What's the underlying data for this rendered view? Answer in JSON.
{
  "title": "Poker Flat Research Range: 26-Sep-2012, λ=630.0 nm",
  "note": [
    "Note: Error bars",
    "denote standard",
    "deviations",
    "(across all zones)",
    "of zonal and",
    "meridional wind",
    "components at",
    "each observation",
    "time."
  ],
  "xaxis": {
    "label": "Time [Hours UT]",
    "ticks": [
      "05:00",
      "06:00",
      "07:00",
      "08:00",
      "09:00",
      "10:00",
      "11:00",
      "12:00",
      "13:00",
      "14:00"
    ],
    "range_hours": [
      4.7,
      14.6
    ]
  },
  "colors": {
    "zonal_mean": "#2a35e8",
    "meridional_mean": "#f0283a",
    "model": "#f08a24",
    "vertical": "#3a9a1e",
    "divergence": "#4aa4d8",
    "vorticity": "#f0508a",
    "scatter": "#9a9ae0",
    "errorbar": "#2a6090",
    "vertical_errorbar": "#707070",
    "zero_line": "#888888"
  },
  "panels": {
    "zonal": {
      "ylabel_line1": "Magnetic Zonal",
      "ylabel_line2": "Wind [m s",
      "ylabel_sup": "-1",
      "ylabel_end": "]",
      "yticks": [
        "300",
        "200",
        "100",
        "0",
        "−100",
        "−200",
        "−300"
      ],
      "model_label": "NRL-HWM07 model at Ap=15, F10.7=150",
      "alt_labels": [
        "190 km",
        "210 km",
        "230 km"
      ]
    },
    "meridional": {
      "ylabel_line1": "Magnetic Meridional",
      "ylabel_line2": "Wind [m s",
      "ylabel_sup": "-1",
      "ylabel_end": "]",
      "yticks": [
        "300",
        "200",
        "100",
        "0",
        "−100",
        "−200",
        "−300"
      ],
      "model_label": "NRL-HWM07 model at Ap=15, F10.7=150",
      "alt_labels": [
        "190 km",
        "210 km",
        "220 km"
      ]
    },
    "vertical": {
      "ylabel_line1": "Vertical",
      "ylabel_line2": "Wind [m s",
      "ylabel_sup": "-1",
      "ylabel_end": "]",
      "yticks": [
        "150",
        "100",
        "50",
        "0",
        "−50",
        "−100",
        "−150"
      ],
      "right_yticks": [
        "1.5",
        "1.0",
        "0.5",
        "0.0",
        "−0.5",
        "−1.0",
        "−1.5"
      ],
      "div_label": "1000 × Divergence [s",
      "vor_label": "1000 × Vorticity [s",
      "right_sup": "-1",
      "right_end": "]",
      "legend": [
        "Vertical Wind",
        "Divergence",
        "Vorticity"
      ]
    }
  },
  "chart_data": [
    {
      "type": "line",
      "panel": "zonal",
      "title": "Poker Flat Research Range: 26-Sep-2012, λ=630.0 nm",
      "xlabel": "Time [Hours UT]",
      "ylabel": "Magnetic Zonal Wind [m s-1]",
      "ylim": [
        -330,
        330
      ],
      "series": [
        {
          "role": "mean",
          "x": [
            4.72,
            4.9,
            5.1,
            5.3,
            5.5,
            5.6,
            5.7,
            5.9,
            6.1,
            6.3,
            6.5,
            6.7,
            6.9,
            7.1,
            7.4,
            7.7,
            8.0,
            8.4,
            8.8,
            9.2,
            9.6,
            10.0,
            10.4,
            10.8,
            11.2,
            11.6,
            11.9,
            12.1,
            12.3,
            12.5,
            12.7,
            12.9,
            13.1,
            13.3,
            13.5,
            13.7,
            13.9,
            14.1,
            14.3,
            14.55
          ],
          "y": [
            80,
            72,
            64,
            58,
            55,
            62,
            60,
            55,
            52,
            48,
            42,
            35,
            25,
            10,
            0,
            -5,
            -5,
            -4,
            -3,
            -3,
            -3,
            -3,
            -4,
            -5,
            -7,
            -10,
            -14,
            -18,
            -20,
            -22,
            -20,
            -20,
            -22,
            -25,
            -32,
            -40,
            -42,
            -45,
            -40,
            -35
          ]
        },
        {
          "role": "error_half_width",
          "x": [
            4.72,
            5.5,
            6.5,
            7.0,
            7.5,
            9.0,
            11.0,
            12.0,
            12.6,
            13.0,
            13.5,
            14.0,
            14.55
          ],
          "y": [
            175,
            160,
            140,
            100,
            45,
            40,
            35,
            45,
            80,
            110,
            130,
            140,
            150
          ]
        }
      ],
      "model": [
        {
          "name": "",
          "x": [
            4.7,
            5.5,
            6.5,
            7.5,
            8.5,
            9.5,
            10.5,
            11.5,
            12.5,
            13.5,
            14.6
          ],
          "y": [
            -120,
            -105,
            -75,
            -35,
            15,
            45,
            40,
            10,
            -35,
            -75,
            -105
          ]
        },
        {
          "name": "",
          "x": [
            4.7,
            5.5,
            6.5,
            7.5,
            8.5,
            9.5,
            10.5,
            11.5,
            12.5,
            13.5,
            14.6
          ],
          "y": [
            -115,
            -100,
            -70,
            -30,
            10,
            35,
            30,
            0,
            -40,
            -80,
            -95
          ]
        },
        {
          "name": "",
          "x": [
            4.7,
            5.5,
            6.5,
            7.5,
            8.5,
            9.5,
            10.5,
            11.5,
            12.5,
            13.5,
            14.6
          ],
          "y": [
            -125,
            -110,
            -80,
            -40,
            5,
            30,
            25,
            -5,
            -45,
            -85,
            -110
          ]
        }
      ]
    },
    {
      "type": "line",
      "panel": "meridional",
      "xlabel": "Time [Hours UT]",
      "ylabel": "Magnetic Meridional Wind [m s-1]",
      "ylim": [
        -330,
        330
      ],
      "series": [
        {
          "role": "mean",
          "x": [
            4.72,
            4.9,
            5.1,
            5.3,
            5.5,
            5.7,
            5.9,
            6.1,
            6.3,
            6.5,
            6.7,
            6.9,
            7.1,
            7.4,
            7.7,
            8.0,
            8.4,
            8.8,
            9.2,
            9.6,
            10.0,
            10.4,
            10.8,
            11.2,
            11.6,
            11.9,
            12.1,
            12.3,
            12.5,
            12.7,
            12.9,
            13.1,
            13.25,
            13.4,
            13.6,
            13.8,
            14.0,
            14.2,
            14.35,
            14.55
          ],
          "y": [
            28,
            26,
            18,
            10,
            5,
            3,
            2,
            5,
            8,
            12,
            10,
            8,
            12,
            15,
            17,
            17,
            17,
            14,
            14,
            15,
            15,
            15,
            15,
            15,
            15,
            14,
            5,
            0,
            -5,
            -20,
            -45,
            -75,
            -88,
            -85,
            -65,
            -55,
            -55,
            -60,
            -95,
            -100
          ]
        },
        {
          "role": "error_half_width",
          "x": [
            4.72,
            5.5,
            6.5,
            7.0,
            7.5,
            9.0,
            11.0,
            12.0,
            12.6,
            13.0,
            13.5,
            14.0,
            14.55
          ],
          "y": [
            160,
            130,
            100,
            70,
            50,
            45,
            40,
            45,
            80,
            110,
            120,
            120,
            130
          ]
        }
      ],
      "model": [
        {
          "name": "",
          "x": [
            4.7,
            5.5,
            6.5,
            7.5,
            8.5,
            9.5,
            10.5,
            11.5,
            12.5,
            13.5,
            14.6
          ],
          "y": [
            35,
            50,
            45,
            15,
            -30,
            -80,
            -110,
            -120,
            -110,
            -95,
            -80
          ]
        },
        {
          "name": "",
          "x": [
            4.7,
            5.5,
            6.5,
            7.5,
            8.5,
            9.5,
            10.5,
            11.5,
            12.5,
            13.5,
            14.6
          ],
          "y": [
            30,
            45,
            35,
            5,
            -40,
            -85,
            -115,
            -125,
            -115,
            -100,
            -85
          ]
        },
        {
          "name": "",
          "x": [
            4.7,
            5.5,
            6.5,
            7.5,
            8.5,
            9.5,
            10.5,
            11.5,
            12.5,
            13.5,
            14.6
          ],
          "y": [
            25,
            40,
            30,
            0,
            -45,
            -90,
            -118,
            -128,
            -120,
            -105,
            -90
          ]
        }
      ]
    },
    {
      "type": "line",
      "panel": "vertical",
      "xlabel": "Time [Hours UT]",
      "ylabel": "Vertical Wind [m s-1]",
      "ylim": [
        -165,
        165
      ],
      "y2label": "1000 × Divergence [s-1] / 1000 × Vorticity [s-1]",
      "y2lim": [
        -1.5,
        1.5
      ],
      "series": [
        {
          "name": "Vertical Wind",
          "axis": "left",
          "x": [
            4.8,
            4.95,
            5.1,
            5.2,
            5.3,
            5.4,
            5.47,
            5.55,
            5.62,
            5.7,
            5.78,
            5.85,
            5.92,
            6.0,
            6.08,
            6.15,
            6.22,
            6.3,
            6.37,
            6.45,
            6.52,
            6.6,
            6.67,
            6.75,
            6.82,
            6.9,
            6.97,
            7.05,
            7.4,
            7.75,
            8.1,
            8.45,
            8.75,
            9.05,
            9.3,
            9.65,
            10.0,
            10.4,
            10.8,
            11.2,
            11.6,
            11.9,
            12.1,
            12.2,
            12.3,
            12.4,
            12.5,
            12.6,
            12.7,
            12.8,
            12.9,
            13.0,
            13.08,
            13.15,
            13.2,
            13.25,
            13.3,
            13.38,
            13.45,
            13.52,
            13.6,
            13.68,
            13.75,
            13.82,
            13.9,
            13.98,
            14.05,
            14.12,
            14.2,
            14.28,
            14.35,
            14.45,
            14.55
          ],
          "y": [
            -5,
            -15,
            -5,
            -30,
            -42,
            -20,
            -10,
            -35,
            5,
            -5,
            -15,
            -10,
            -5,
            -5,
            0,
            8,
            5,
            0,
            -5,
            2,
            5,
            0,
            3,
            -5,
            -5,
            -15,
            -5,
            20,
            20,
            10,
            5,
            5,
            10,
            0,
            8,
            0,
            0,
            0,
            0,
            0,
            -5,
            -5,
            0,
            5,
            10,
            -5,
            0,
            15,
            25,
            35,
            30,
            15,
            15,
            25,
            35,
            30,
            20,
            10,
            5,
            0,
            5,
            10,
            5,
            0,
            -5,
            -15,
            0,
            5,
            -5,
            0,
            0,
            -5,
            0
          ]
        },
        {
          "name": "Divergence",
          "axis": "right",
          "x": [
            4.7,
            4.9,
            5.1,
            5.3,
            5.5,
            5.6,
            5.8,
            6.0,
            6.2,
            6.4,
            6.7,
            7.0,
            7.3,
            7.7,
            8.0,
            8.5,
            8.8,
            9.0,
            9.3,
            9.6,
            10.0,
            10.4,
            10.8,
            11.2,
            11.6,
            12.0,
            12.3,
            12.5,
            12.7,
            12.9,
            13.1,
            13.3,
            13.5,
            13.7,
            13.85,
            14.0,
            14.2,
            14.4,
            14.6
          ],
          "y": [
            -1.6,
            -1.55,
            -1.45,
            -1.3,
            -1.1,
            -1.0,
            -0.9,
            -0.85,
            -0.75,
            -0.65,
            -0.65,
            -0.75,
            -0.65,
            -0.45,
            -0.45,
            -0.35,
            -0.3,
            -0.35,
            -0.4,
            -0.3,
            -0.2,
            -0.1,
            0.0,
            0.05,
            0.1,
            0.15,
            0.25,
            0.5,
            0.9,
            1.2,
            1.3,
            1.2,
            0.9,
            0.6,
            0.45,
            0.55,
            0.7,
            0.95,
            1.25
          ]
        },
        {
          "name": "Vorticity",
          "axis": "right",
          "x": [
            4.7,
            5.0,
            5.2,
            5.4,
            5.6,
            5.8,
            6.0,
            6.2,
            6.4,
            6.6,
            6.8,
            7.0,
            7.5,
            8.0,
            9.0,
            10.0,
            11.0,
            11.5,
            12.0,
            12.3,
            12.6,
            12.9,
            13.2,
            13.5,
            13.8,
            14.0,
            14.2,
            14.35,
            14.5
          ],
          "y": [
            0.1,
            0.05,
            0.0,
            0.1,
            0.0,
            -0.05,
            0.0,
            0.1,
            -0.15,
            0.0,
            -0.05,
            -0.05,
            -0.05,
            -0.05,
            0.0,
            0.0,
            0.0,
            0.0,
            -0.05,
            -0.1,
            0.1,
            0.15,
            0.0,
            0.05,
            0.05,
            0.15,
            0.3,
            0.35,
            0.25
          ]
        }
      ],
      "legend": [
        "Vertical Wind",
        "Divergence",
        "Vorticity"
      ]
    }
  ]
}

::::::

__The task__
Count how many lines hold the string "Magnetic" and give that number alone.

__Result__
4